--- START ---

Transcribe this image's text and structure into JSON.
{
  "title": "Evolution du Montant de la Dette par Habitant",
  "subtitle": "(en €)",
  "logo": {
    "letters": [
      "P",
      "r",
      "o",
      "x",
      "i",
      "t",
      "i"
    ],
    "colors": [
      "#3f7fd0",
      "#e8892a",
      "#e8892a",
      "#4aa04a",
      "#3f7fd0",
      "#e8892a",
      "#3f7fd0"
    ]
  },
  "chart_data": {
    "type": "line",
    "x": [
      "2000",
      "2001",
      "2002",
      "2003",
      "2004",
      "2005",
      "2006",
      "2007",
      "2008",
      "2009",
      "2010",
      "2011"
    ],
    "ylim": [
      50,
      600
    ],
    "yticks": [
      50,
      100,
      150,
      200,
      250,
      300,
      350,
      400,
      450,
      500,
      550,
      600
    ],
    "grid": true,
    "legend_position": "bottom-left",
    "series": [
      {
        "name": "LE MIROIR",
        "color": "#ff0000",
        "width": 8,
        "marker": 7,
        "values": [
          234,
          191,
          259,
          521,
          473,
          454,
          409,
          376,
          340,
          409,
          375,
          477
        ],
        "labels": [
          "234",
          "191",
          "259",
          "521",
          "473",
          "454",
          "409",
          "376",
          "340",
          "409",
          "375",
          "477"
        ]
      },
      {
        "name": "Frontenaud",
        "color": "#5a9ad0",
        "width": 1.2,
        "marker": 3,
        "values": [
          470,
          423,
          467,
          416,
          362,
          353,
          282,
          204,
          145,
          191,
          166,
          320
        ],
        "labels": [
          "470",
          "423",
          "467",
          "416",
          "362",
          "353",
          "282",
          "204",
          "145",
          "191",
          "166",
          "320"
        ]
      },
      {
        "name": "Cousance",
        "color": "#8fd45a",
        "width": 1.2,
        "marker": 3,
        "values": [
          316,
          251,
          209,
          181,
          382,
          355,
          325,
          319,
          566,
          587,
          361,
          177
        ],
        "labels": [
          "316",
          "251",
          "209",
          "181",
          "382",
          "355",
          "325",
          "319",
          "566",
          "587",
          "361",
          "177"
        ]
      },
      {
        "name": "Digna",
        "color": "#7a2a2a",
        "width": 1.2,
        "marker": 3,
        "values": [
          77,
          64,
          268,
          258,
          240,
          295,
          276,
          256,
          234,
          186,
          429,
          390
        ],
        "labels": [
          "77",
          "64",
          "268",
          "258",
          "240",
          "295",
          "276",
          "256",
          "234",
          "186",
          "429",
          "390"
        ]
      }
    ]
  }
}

--- END ---

• **Task prompt**: Give the number of lines that hold the word "name" in these records, with nothing added.

• **Answer to this exercise**: 4